── Extracted material

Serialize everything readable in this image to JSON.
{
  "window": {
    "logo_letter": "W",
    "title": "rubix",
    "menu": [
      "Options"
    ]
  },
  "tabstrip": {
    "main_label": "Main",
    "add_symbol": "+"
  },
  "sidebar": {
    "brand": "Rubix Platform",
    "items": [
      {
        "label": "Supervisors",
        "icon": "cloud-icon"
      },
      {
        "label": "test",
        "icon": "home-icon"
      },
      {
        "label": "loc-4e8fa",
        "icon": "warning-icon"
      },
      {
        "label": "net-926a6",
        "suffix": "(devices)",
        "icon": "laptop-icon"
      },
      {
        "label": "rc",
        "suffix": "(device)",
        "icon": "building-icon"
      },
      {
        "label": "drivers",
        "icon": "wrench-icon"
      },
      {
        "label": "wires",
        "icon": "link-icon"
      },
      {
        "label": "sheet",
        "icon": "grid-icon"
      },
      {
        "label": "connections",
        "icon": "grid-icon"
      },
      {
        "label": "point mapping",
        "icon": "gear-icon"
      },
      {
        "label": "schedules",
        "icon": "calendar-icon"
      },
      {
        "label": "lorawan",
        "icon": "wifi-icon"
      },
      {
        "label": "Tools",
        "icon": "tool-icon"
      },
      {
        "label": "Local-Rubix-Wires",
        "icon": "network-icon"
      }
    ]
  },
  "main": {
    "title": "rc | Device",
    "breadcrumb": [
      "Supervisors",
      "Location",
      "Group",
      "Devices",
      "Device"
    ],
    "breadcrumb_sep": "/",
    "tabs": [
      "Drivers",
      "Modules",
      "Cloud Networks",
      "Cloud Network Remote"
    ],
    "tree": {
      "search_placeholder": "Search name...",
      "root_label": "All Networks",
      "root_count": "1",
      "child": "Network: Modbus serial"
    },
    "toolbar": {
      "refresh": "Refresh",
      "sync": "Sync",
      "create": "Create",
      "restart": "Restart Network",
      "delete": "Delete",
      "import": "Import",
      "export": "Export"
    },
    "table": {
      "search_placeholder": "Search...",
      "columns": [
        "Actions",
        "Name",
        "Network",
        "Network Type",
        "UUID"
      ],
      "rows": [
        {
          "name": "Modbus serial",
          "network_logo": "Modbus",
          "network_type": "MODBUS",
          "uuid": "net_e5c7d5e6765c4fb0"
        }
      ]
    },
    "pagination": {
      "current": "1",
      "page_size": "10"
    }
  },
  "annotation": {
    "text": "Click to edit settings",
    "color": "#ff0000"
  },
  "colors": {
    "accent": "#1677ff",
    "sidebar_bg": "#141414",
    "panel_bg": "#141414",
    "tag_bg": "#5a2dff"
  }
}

────

Your objective: Print the listing above in full, exactly as it is.

Output of the exercise:
Serialize everything readable in this image to JSON.
{
  "window": {
    "logo_letter": "W",
    "title": "rubix",
    "menu": [
      "Options"
    ]
  },
  "tabstrip": {
    "main_label": "Main",
    "add_symbol": "+"
  },
  "sidebar": {
    "brand": "Rubix Platform",
    "items": [
      {
        "label": "Supervisors",
        "icon": "cloud-icon"
      },
      {
        "label": "test",
        "icon": "home-icon"
      },
      {
        "label": "loc-4e8fa",
        "icon": "warning-icon"
      },
      {
        "label": "net-926a6",
        "suffix": "(devices)",
        "icon": "laptop-icon"
      },
      {
        "label": "rc",
        "suffix": "(device)",
        "icon": "building-icon"
      },
      {
        "label": "drivers",
        "icon": "wrench-icon"
      },
      {
        "label": "wires",
        "icon": "link-icon"
      },
      {
        "label": "sheet",
        "icon": "grid-icon"
      },
      {
        "label": "connections",
        "icon": "grid-icon"
      },
      {
        "label": "point mapping",
        "icon": "gear-icon"
      },
      {
        "label": "schedules",
        "icon": "calendar-icon"
      },
      {
        "label": "lorawan",
        "icon": "wifi-icon"
      },
      {
        "label": "Tools",
        "icon": "tool-icon"
      },
      {
        "label": "Local-Rubix-Wires",
        "icon": "network-icon"
      }
    ]
  },
  "main": {
    "title": "rc | Device",
    "breadcrumb": [
      "Supervisors",
      "Location",
      "Group",
      "Devices",
      "Device"
    ],
    "breadcrumb_sep": "/",
    "tabs": [
      "Drivers",
      "Modules",
      "Cloud Networks",
      "Cloud Network Remote"
    ],
    "tree": {
      "search_placeholder": "Search name...",
      "root_label": "All Networks",
      "root_count": "1",
      "child": "Network: Modbus serial"
    },
    "toolbar": {
      "refresh": "Refresh",
      "sync": "Sync",
      "create": "Create",
      "restart": "Restart Network",
      "delete": "Delete",
      "import": "Import",
      "export": "Export"
    },
    "table": {
      "search_placeholder": "Search...",
      "columns": [
        "Actions",
        "Name",
        "Network",
        "Network Type",
        "UUID"
      ],
      "rows": [
        {
          "name": "Modbus serial",
          "network_logo": "Modbus",
          "network_type": "MODBUS",
          "uuid": "net_e5c7d5e6765c4fb0"
        }
      ]
    },
    "pagination": {
      "current": "1",
      "page_size": "10"
    }
  },
  "annotation": {
    "text": "Click to edit settings",
    "color": "#ff0000"
  },
  "colors": {
    "accent": "#1677ff",
    "sidebar_bg": "#141414",
    "panel_bg": "#141414",
    "tag_bg": "#5a2dff"
  }
}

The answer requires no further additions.